Dataset entries:

——————

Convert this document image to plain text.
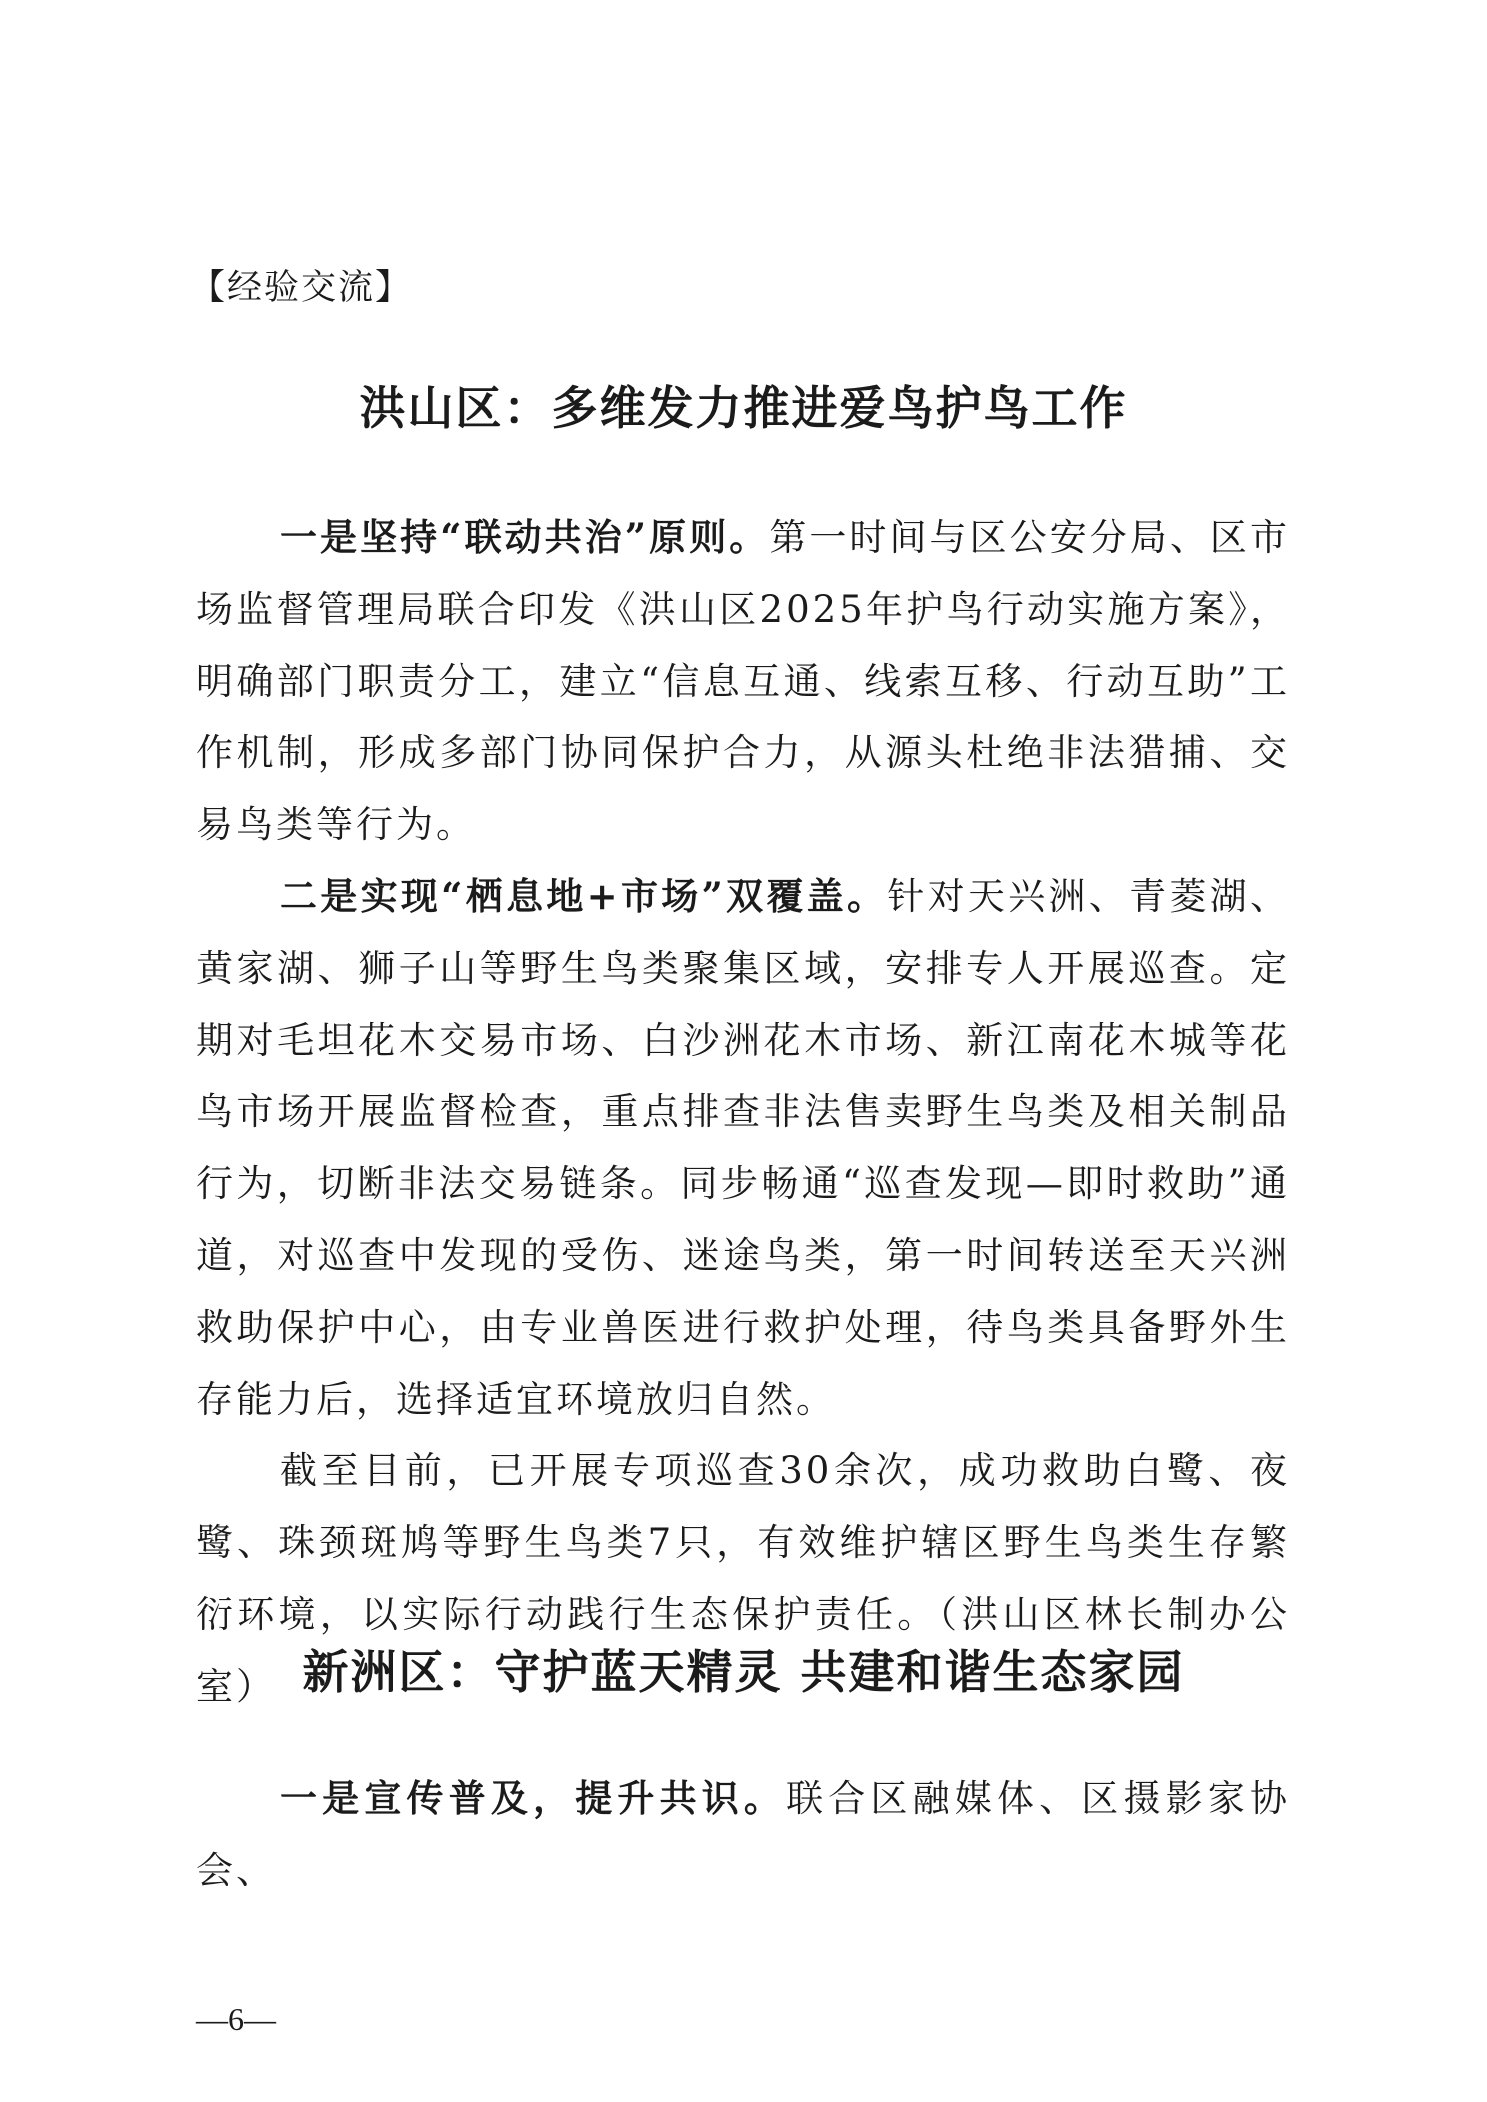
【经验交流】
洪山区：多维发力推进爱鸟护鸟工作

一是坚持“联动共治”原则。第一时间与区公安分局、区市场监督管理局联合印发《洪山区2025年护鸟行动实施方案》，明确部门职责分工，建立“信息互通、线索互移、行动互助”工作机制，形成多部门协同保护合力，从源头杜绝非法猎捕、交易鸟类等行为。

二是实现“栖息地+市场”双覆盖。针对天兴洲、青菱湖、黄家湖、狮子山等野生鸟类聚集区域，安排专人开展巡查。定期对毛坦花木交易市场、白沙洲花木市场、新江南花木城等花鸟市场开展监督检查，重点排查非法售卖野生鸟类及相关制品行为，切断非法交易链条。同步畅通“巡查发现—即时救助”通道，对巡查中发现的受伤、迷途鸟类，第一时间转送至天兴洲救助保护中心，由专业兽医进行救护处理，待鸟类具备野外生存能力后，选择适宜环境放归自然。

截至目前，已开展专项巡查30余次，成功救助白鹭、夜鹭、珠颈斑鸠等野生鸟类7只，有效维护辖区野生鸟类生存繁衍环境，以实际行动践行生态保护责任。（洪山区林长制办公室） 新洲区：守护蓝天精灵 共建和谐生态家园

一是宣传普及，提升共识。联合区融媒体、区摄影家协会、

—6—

——————

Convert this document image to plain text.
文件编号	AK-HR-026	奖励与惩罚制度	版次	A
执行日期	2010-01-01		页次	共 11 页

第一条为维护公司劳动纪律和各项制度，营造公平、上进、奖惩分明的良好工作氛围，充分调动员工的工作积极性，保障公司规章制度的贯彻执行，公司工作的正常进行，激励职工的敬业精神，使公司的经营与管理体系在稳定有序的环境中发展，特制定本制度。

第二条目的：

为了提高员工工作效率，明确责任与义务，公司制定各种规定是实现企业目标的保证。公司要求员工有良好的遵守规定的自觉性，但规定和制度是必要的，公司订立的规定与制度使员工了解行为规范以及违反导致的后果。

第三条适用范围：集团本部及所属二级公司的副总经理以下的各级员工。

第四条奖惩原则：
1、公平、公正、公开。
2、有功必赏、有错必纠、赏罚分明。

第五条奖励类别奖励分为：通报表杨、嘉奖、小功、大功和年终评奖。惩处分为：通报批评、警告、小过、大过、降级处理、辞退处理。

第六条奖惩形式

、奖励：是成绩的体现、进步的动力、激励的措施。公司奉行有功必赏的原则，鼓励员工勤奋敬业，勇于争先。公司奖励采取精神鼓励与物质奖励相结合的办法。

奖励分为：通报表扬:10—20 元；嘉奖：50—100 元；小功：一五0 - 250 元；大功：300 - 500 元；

——————

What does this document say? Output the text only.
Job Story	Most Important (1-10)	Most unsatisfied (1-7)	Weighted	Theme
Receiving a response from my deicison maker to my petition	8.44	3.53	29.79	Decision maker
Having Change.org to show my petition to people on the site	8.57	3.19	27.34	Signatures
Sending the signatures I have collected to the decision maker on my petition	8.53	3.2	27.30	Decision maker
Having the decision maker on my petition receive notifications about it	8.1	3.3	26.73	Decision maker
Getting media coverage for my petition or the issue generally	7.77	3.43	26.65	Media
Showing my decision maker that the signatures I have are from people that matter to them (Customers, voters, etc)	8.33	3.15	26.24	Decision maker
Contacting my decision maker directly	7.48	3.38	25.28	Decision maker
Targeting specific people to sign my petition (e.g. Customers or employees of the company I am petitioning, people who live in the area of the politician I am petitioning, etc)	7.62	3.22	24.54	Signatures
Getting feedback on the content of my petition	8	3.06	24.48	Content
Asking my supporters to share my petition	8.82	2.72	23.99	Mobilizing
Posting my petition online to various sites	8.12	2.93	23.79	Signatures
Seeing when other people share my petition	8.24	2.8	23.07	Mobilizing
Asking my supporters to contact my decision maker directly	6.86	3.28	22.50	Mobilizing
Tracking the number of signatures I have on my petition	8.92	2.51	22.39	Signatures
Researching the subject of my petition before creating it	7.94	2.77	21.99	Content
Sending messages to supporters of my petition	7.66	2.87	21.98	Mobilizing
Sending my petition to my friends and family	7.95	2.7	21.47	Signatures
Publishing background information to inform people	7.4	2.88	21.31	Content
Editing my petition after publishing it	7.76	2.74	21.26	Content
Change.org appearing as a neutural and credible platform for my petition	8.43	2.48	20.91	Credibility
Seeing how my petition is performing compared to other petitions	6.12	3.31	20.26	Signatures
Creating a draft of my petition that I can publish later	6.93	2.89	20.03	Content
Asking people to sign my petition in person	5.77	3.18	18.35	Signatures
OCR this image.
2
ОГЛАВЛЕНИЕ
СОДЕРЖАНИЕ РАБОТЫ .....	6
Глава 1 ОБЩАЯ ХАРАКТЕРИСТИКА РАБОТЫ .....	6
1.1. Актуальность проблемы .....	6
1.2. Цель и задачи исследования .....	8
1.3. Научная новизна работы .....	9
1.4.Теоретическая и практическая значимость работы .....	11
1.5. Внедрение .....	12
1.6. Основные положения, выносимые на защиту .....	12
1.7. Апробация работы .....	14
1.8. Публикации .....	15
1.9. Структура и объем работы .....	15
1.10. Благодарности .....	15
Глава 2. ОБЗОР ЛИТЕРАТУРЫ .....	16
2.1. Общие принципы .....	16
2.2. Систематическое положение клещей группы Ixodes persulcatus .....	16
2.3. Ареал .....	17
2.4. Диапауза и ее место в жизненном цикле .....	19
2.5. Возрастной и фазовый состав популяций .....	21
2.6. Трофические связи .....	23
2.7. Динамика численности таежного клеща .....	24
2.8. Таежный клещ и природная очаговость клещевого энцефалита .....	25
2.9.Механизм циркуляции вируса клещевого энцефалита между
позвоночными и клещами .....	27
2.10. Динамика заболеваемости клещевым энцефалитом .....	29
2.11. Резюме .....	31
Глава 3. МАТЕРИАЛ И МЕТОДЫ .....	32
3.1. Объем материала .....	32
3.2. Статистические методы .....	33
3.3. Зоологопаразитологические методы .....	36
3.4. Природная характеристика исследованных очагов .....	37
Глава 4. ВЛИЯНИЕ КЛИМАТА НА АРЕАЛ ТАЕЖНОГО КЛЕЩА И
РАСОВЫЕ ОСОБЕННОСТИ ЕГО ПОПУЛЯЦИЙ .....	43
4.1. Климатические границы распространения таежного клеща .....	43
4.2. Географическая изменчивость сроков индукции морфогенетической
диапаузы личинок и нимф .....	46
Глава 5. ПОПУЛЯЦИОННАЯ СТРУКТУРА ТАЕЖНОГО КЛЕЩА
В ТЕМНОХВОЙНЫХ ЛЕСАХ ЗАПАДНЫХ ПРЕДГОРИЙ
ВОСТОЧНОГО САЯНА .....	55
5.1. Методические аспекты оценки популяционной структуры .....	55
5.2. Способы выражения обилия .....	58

——————

Check each line of the records above for "from", and copy those that have it.

Receiving a response from my deicison maker to my petition	8.44	3.53	29.79	Decision maker
Showing my decision maker that the signatures I have are from people that matter to them (Customers, voters, etc)	8.33	3.15	26.24	Decision maker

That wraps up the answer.